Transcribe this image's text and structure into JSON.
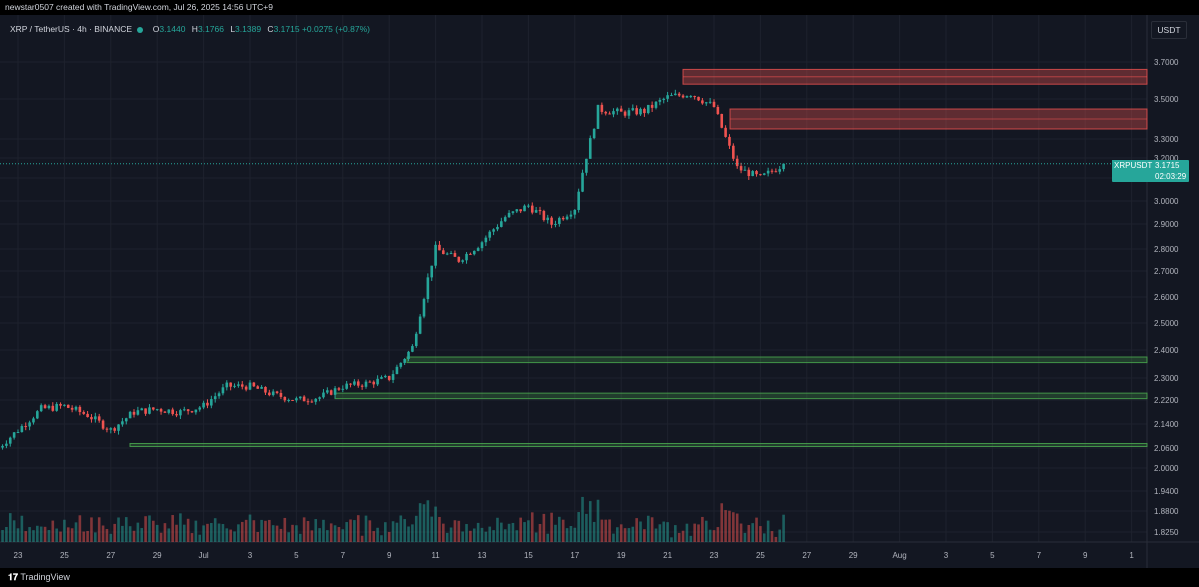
{
  "header": {
    "credit": "newstar0507 created with TradingView.com, Jul 26, 2025 14:56 UTC+9"
  },
  "legend": {
    "symbol": "XRP / TetherUS · 4h · BINANCE",
    "o_label": "O",
    "o_value": "3.1440",
    "h_label": "H",
    "h_value": "3.1766",
    "l_label": "L",
    "l_value": "3.1389",
    "c_label": "C",
    "c_value": "3.1715",
    "change": "+0.0275 (+0.87%)"
  },
  "price_axis": {
    "currency": "USDT",
    "ticks": [
      "3.7000",
      "3.5000",
      "3.3000",
      "3.2000",
      "3.1000",
      "3.0000",
      "2.9000",
      "2.8000",
      "2.7000",
      "2.6000",
      "2.5000",
      "2.4000",
      "2.3000",
      "2.2200",
      "2.1400",
      "2.0600",
      "2.0000",
      "1.9400",
      "1.8800",
      "1.8250"
    ]
  },
  "last_price": {
    "symbol": "XRPUSDT",
    "price": "3.1715",
    "countdown": "02:03:29"
  },
  "time_axis": {
    "ticks": [
      "23",
      "25",
      "27",
      "29",
      "Jul",
      "3",
      "5",
      "7",
      "9",
      "11",
      "13",
      "15",
      "17",
      "19",
      "21",
      "23",
      "25",
      "27",
      "29",
      "Aug",
      "3",
      "5",
      "7",
      "9",
      "1"
    ]
  },
  "footer": {
    "brand": "TradingView"
  },
  "colors": {
    "background": "#131722",
    "up": "#26a69a",
    "down": "#ef5350",
    "resistance_zone": "#ef5350",
    "support_zone": "#4caf50",
    "grid": "#1e222d"
  },
  "chart_data": {
    "type": "candlestick",
    "timeframe": "4h",
    "anchors": [
      {
        "date": "Jun 22",
        "price": 2.05
      },
      {
        "date": "Jun 23",
        "price": 2.12
      },
      {
        "date": "Jun 24",
        "price": 2.19
      },
      {
        "date": "Jun 25",
        "price": 2.2
      },
      {
        "date": "Jun 26",
        "price": 2.17
      },
      {
        "date": "Jun 27",
        "price": 2.12
      },
      {
        "date": "Jun 28",
        "price": 2.18
      },
      {
        "date": "Jun 29",
        "price": 2.19
      },
      {
        "date": "Jun 30",
        "price": 2.18
      },
      {
        "date": "Jul 1",
        "price": 2.2
      },
      {
        "date": "Jul 2",
        "price": 2.27
      },
      {
        "date": "Jul 3",
        "price": 2.27
      },
      {
        "date": "Jul 4",
        "price": 2.24
      },
      {
        "date": "Jul 5",
        "price": 2.22
      },
      {
        "date": "Jul 6",
        "price": 2.23
      },
      {
        "date": "Jul 7",
        "price": 2.27
      },
      {
        "date": "Jul 8",
        "price": 2.28
      },
      {
        "date": "Jul 9",
        "price": 2.3
      },
      {
        "date": "Jul 10",
        "price": 2.41
      },
      {
        "date": "Jul 11",
        "price": 2.8
      },
      {
        "date": "Jul 12",
        "price": 2.75
      },
      {
        "date": "Jul 13",
        "price": 2.83
      },
      {
        "date": "Jul 14",
        "price": 2.93
      },
      {
        "date": "Jul 15",
        "price": 2.98
      },
      {
        "date": "Jul 16",
        "price": 2.9
      },
      {
        "date": "Jul 17",
        "price": 2.97
      },
      {
        "date": "Jul 18",
        "price": 3.45
      },
      {
        "date": "Jul 19",
        "price": 3.43
      },
      {
        "date": "Jul 20",
        "price": 3.44
      },
      {
        "date": "Jul 21",
        "price": 3.51
      },
      {
        "date": "Jul 22",
        "price": 3.53
      },
      {
        "date": "Jul 23",
        "price": 3.46
      },
      {
        "date": "Jul 24",
        "price": 3.15
      },
      {
        "date": "Jul 25",
        "price": 3.1
      },
      {
        "date": "Jul 26",
        "price": 3.17
      }
    ],
    "period_high": 3.66,
    "period_low": 1.9,
    "last_close": 3.1715,
    "zones": [
      {
        "kind": "resistance",
        "from": 3.58,
        "to": 3.66
      },
      {
        "kind": "resistance",
        "from": 3.35,
        "to": 3.45
      },
      {
        "kind": "support",
        "from": 2.355,
        "to": 2.375
      },
      {
        "kind": "support",
        "from": 2.225,
        "to": 2.245
      },
      {
        "kind": "support",
        "from": 2.065,
        "to": 2.075
      }
    ],
    "xlim": [
      "Jun 22",
      "Aug 10"
    ]
  }
}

**********

• DIRECTIONS: Check each line of the data above for the word "from" and say how many lines have it. Give the number alone.

• ANSWER FOR THIS EXERCISE: 5